◆ **Task brief**: Print each line of the listing once more, precisely as given.

-- Begin Supplied entries --

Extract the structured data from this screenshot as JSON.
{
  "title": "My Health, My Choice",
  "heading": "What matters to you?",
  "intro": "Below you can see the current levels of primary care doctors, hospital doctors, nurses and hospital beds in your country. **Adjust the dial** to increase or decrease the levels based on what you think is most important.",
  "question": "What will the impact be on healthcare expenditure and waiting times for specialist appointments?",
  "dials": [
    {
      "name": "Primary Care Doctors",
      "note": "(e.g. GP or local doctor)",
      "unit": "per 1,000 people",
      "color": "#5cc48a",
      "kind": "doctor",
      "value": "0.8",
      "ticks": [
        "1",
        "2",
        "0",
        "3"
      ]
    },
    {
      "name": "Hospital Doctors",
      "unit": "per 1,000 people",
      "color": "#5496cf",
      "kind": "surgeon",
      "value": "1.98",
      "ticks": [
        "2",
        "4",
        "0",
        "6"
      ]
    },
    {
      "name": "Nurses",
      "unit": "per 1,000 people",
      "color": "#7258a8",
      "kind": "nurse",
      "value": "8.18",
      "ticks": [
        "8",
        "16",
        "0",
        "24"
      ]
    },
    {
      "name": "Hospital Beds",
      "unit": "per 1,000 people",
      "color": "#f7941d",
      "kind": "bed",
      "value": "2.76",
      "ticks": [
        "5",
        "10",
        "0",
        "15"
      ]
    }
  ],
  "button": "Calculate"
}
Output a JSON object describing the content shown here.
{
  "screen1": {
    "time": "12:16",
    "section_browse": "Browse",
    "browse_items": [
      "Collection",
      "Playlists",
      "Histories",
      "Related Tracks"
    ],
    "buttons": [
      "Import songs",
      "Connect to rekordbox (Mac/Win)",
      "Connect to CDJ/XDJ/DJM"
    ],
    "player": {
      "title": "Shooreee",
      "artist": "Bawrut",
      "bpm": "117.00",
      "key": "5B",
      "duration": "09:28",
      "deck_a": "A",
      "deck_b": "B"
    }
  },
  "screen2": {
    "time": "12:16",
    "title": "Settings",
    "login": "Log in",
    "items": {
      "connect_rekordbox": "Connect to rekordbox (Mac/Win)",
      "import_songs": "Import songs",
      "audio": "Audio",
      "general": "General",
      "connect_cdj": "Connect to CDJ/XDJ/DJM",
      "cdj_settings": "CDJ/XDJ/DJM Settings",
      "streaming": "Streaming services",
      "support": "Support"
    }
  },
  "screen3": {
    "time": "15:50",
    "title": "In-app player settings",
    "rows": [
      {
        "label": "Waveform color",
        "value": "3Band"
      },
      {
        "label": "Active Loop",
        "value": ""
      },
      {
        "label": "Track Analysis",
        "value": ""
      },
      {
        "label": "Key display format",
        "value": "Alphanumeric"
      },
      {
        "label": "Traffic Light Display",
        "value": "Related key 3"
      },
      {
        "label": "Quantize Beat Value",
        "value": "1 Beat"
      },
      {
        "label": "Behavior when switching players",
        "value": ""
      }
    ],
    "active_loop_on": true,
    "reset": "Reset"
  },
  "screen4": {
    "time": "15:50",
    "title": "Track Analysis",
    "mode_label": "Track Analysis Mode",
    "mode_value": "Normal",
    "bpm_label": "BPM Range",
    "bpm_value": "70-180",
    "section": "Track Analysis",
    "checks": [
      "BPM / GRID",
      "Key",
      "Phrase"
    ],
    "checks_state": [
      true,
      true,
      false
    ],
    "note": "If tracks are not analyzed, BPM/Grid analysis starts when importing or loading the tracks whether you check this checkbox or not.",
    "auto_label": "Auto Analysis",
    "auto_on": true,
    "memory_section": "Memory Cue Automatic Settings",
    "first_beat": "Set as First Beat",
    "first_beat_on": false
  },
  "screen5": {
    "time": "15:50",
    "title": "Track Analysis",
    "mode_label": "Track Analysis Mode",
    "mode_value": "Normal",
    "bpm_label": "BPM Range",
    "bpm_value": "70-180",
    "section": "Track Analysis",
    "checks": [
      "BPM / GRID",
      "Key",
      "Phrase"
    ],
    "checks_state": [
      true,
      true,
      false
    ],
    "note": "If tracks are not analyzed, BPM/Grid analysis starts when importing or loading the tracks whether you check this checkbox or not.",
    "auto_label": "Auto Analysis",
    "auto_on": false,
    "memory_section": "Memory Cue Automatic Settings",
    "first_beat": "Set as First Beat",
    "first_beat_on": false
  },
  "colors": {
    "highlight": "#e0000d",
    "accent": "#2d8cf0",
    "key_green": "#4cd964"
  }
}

-- End Supplied entries --

◆ **Written reply**:
Extract the structured data from this screenshot as JSON.
{
  "title": "My Health, My Choice",
  "heading": "What matters to you?",
  "intro": "Below you can see the current levels of primary care doctors, hospital doctors, nurses and hospital beds in your country. **Adjust the dial** to increase or decrease the levels based on what you think is most important.",
  "question": "What will the impact be on healthcare expenditure and waiting times for specialist appointments?",
  "dials": [
    {
      "name": "Primary Care Doctors",
      "note": "(e.g. GP or local doctor)",
      "unit": "per 1,000 people",
      "color": "#5cc48a",
      "kind": "doctor",
      "value": "0.8",
      "ticks": [
        "1",
        "2",
        "0",
        "3"
      ]
    },
    {
      "name": "Hospital Doctors",
      "unit": "per 1,000 people",
      "color": "#5496cf",
      "kind": "surgeon",
      "value": "1.98",
      "ticks": [
        "2",
        "4",
        "0",
        "6"
      ]
    },
    {
      "name": "Nurses",
      "unit": "per 1,000 people",
      "color": "#7258a8",
      "kind": "nurse",
      "value": "8.18",
      "ticks": [
        "8",
        "16",
        "0",
        "24"
      ]
    },
    {
      "name": "Hospital Beds",
      "unit": "per 1,000 people",
      "color": "#f7941d",
      "kind": "bed",
      "value": "2.76",
      "ticks": [
        "5",
        "10",
        "0",
        "15"
      ]
    }
  ],
  "button": "Calculate"
}
Output a JSON object describing the content shown here.
{
  "screen1": {
    "time": "12:16",
    "section_browse": "Browse",
    "browse_items": [
      "Collection",
      "Playlists",
      "Histories",
      "Related Tracks"
    ],
    "buttons": [
      "Import songs",
      "Connect to rekordbox (Mac/Win)",
      "Connect to CDJ/XDJ/DJM"
    ],
    "player": {
      "title": "Shooreee",
      "artist": "Bawrut",
      "bpm": "117.00",
      "key": "5B",
      "duration": "09:28",
      "deck_a": "A",
      "deck_b": "B"
    }
  },
  "screen2": {
    "time": "12:16",
    "title": "Settings",
    "login": "Log in",
    "items": {
      "connect_rekordbox": "Connect to rekordbox (Mac/Win)",
      "import_songs": "Import songs",
      "audio": "Audio",
      "general": "General",
      "connect_cdj": "Connect to CDJ/XDJ/DJM",
      "cdj_settings": "CDJ/XDJ/DJM Settings",
      "streaming": "Streaming services",
      "support": "Support"
    }
  },
  "screen3": {
    "time": "15:50",
    "title": "In-app player settings",
    "rows": [
      {
        "label": "Waveform color",
        "value": "3Band"
      },
      {
        "label": "Active Loop",
        "value": ""
      },
      {
        "label": "Track Analysis",
        "value": ""
      },
      {
        "label": "Key display format",
        "value": "Alphanumeric"
      },
      {
        "label": "Traffic Light Display",
        "value": "Related key 3"
      },
      {
        "label": "Quantize Beat Value",
        "value": "1 Beat"
      },
      {
        "label": "Behavior when switching players",
        "value": ""
      }
    ],
    "active_loop_on": true,
    "reset": "Reset"
  },
  "screen4": {
    "time": "15:50",
    "title": "Track Analysis",
    "mode_label": "Track Analysis Mode",
    "mode_value": "Normal",
    "bpm_label": "BPM Range",
    "bpm_value": "70-180",
    "section": "Track Analysis",
    "checks": [
      "BPM / GRID",
      "Key",
      "Phrase"
    ],
    "checks_state": [
      true,
      true,
      false
    ],
    "note": "If tracks are not analyzed, BPM/Grid analysis starts when importing or loading the tracks whether you check this checkbox or not.",
    "auto_label": "Auto Analysis",
    "auto_on": true,
    "memory_section": "Memory Cue Automatic Settings",
    "first_beat": "Set as First Beat",
    "first_beat_on": false
  },
  "screen5": {
    "time": "15:50",
    "title": "Track Analysis",
    "mode_label": "Track Analysis Mode",
    "mode_value": "Normal",
    "bpm_label": "BPM Range",
    "bpm_value": "70-180",
    "section": "Track Analysis",
    "checks": [
      "BPM / GRID",
      "Key",
      "Phrase"
    ],
    "checks_state": [
      true,
      true,
      false
    ],
    "note": "If tracks are not analyzed, BPM/Grid analysis starts when importing or loading the tracks whether you check this checkbox or not.",
    "auto_label": "Auto Analysis",
    "auto_on": false,
    "memory_section": "Memory Cue Automatic Settings",
    "first_beat": "Set as First Beat",
    "first_beat_on": false
  },
  "colors": {
    "highlight": "#e0000d",
    "accent": "#2d8cf0",
    "key_green": "#4cd964"
  }
}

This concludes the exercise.